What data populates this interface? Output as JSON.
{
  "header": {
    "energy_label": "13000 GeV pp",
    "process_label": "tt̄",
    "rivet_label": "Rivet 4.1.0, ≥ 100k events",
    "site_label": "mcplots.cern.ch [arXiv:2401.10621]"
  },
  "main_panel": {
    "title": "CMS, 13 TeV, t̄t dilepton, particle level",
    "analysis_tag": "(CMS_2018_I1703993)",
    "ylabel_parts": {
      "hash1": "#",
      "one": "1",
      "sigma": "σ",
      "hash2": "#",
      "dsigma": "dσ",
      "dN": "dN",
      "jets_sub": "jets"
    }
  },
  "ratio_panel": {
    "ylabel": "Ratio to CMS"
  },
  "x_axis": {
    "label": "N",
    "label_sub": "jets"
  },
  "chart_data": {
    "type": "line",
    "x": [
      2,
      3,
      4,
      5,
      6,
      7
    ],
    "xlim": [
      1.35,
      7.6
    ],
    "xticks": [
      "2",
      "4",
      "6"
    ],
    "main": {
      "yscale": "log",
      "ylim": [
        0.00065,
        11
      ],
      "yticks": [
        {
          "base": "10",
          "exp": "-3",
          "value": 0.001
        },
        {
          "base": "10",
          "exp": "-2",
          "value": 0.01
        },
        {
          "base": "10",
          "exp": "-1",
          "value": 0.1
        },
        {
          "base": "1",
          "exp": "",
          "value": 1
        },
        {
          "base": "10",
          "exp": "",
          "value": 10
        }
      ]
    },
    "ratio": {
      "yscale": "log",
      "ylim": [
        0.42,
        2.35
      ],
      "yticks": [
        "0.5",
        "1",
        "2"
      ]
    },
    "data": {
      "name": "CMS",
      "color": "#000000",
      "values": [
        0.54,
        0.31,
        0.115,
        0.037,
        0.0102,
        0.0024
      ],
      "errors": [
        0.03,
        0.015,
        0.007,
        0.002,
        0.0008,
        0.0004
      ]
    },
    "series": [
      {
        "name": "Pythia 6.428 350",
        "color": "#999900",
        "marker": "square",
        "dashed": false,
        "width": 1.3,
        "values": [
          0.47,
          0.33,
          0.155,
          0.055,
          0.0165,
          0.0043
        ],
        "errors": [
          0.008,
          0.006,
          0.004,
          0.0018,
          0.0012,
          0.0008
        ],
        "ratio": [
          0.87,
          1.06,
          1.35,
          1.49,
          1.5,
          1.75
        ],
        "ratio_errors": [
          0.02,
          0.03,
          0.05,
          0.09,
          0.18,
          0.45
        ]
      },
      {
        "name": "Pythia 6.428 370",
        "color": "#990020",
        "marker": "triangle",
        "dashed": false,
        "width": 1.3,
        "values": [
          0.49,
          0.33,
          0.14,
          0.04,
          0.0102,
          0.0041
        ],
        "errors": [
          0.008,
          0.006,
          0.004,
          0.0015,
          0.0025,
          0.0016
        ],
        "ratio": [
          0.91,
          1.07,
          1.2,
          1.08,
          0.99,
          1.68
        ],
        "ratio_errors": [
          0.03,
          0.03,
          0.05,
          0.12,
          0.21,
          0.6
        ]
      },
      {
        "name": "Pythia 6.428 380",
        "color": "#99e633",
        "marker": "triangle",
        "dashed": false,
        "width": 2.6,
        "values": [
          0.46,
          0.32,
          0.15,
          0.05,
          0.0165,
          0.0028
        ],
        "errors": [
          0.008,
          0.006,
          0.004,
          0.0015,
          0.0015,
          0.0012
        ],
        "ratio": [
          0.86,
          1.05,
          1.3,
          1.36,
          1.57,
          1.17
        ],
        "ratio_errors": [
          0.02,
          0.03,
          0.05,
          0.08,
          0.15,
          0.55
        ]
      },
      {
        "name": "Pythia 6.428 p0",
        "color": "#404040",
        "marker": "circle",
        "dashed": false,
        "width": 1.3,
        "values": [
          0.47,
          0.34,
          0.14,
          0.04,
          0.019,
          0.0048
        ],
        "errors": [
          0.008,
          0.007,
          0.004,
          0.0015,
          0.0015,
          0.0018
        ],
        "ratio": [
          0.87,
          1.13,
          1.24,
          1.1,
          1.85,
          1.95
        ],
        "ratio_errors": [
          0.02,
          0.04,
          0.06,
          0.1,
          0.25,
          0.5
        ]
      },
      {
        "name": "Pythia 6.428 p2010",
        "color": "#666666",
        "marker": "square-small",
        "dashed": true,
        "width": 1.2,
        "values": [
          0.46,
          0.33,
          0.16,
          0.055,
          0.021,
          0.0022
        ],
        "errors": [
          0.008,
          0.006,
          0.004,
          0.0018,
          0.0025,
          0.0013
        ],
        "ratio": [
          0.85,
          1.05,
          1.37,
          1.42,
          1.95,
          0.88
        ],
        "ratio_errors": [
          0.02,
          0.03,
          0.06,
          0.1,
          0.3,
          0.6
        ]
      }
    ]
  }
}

_ _ _

> Given problem
Print out the whole listing exactly as it appears.

> Reply to the exercise
What data populates this interface? Output as JSON.
{
  "header": {
    "energy_label": "13000 GeV pp",
    "process_label": "tt̄",
    "rivet_label": "Rivet 4.1.0, ≥ 100k events",
    "site_label": "mcplots.cern.ch [arXiv:2401.10621]"
  },
  "main_panel": {
    "title": "CMS, 13 TeV, t̄t dilepton, particle level",
    "analysis_tag": "(CMS_2018_I1703993)",
    "ylabel_parts": {
      "hash1": "#",
      "one": "1",
      "sigma": "σ",
      "hash2": "#",
      "dsigma": "dσ",
      "dN": "dN",
      "jets_sub": "jets"
    }
  },
  "ratio_panel": {
    "ylabel": "Ratio to CMS"
  },
  "x_axis": {
    "label": "N",
    "label_sub": "jets"
  },
  "chart_data": {
    "type": "line",
    "x": [
      2,
      3,
      4,
      5,
      6,
      7
    ],
    "xlim": [
      1.35,
      7.6
    ],
    "xticks": [
      "2",
      "4",
      "6"
    ],
    "main": {
      "yscale": "log",
      "ylim": [
        0.00065,
        11
      ],
      "yticks": [
        {
          "base": "10",
          "exp": "-3",
          "value": 0.001
        },
        {
          "base": "10",
          "exp": "-2",
          "value": 0.01
        },
        {
          "base": "10",
          "exp": "-1",
          "value": 0.1
        },
        {
          "base": "1",
          "exp": "",
          "value": 1
        },
        {
          "base": "10",
          "exp": "",
          "value": 10
        }
      ]
    },
    "ratio": {
      "yscale": "log",
      "ylim": [
        0.42,
        2.35
      ],
      "yticks": [
        "0.5",
        "1",
        "2"
      ]
    },
    "data": {
      "name": "CMS",
      "color": "#000000",
      "values": [
        0.54,
        0.31,
        0.115,
        0.037,
        0.0102,
        0.0024
      ],
      "errors": [
        0.03,
        0.015,
        0.007,
        0.002,
        0.0008,
        0.0004
      ]
    },
    "series": [
      {
        "name": "Pythia 6.428 350",
        "color": "#999900",
        "marker": "square",
        "dashed": false,
        "width": 1.3,
        "values": [
          0.47,
          0.33,
          0.155,
          0.055,
          0.0165,
          0.0043
        ],
        "errors": [
          0.008,
          0.006,
          0.004,
          0.0018,
          0.0012,
          0.0008
        ],
        "ratio": [
          0.87,
          1.06,
          1.35,
          1.49,
          1.5,
          1.75
        ],
        "ratio_errors": [
          0.02,
          0.03,
          0.05,
          0.09,
          0.18,
          0.45
        ]
      },
      {
        "name": "Pythia 6.428 370",
        "color": "#990020",
        "marker": "triangle",
        "dashed": false,
        "width": 1.3,
        "values": [
          0.49,
          0.33,
          0.14,
          0.04,
          0.0102,
          0.0041
        ],
        "errors": [
          0.008,
          0.006,
          0.004,
          0.0015,
          0.0025,
          0.0016
        ],
        "ratio": [
          0.91,
          1.07,
          1.2,
          1.08,
          0.99,
          1.68
        ],
        "ratio_errors": [
          0.03,
          0.03,
          0.05,
          0.12,
          0.21,
          0.6
        ]
      },
      {
        "name": "Pythia 6.428 380",
        "color": "#99e633",
        "marker": "triangle",
        "dashed": false,
        "width": 2.6,
        "values": [
          0.46,
          0.32,
          0.15,
          0.05,
          0.0165,
          0.0028
        ],
        "errors": [
          0.008,
          0.006,
          0.004,
          0.0015,
          0.0015,
          0.0012
        ],
        "ratio": [
          0.86,
          1.05,
          1.3,
          1.36,
          1.57,
          1.17
        ],
        "ratio_errors": [
          0.02,
          0.03,
          0.05,
          0.08,
          0.15,
          0.55
        ]
      },
      {
        "name": "Pythia 6.428 p0",
        "color": "#404040",
        "marker": "circle",
        "dashed": false,
        "width": 1.3,
        "values": [
          0.47,
          0.34,
          0.14,
          0.04,
          0.019,
          0.0048
        ],
        "errors": [
          0.008,
          0.007,
          0.004,
          0.0015,
          0.0015,
          0.0018
        ],
        "ratio": [
          0.87,
          1.13,
          1.24,
          1.1,
          1.85,
          1.95
        ],
        "ratio_errors": [
          0.02,
          0.04,
          0.06,
          0.1,
          0.25,
          0.5
        ]
      },
      {
        "name": "Pythia 6.428 p2010",
        "color": "#666666",
        "marker": "square-small",
        "dashed": true,
        "width": 1.2,
        "values": [
          0.46,
          0.33,
          0.16,
          0.055,
          0.021,
          0.0022
        ],
        "errors": [
          0.008,
          0.006,
          0.004,
          0.0018,
          0.0025,
          0.0013
        ],
        "ratio": [
          0.85,
          1.05,
          1.37,
          1.42,
          1.95,
          0.88
        ],
        "ratio_errors": [
          0.02,
          0.03,
          0.06,
          0.1,
          0.3,
          0.6
        ]
      }
    ]
  }
}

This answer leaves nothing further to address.